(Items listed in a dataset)

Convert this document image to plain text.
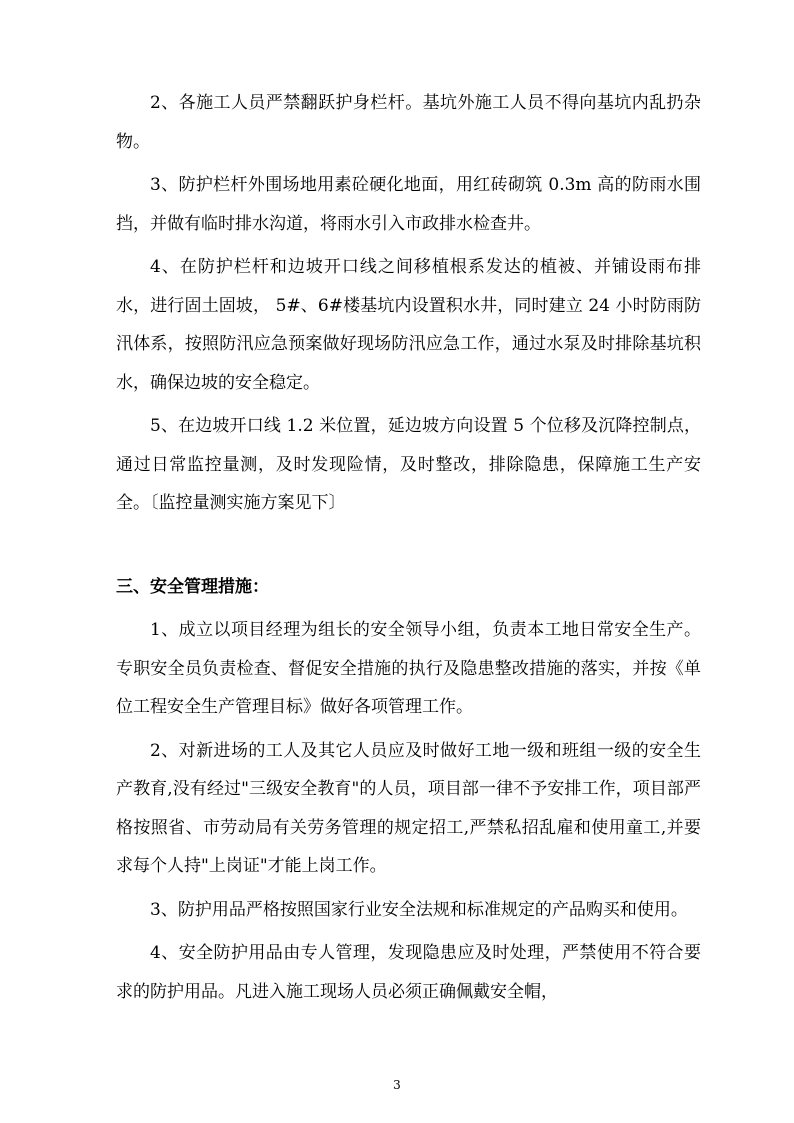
2、各施工人员严禁翻跃护身栏杆。基坑外施工人员不得向基坑内乱扔杂物。

3、防护栏杆外围场地用素砼硬化地面，用红砖砌筑 0.3m 高的防雨水围挡，并做有临时排水沟道，将雨水引入市政排水检查井。

4、在防护栏杆和边坡开口线之间移植根系发达的植被、并铺设雨布排水，进行固土固坡， 5#、6#楼基坑内设置积水井，同时建立 24 小时防雨防汛体系，按照防汛应急预案做好现场防汛应急工作，通过水泵及时排除基坑积水，确保边坡的安全稳定。

5、在边坡开口线 1.2 米位置，延边坡方向设置 5 个位移及沉降控制点，通过日常监控量测，及时发现险情，及时整改，排除隐患，保障施工生产安全。〔监控量测实施方案见下〕

三、安全管理措施：

1、成立以项目经理为组长的安全领导小组，负责本工地日常安全生产。专职安全员负责检查、督促安全措施的执行及隐患整改措施的落实，并按《单位工程安全生产管理目标》做好各项管理工作。

2、对新进场的工人及其它人员应及时做好工地一级和班组一级的安全生产教育,没有经过"三级安全教育"的人员，项目部一律不予安排工作，项目部严格按照省、市劳动局有关劳务管理的规定招工,严禁私招乱雇和使用童工,并要求每个人持"上岗证"才能上岗工作。

3、防护用品严格按照国家行业安全法规和标准规定的产品购买和使用。

4、安全防护用品由专人管理，发现隐患应及时处理，严禁使用不符合要求的防护用品。凡进入施工现场人员必须正确佩戴安全帽，

3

### Task instructions
Repeat the material above word for word, please, apart from its images.

### Exercise result
Convert this document image to plain text.
2、各施工人员严禁翻跃护身栏杆。基坑外施工人员不得向基坑内乱扔杂物。

3、防护栏杆外围场地用素砼硬化地面，用红砖砌筑 0.3m 高的防雨水围挡，并做有临时排水沟道，将雨水引入市政排水检查井。

4、在防护栏杆和边坡开口线之间移植根系发达的植被、并铺设雨布排水，进行固土固坡， 5#、6#楼基坑内设置积水井，同时建立 24 小时防雨防汛体系，按照防汛应急预案做好现场防汛应急工作，通过水泵及时排除基坑积水，确保边坡的安全稳定。

5、在边坡开口线 1.2 米位置，延边坡方向设置 5 个位移及沉降控制点，通过日常监控量测，及时发现险情，及时整改，排除隐患，保障施工生产安全。〔监控量测实施方案见下〕

三、安全管理措施：

1、成立以项目经理为组长的安全领导小组，负责本工地日常安全生产。专职安全员负责检查、督促安全措施的执行及隐患整改措施的落实，并按《单位工程安全生产管理目标》做好各项管理工作。

2、对新进场的工人及其它人员应及时做好工地一级和班组一级的安全生产教育,没有经过"三级安全教育"的人员，项目部一律不予安排工作，项目部严格按照省、市劳动局有关劳务管理的规定招工,严禁私招乱雇和使用童工,并要求每个人持"上岗证"才能上岗工作。

3、防护用品严格按照国家行业安全法规和标准规定的产品购买和使用。

4、安全防护用品由专人管理，发现隐患应及时处理，严禁使用不符合要求的防护用品。凡进入施工现场人员必须正确佩戴安全帽，

3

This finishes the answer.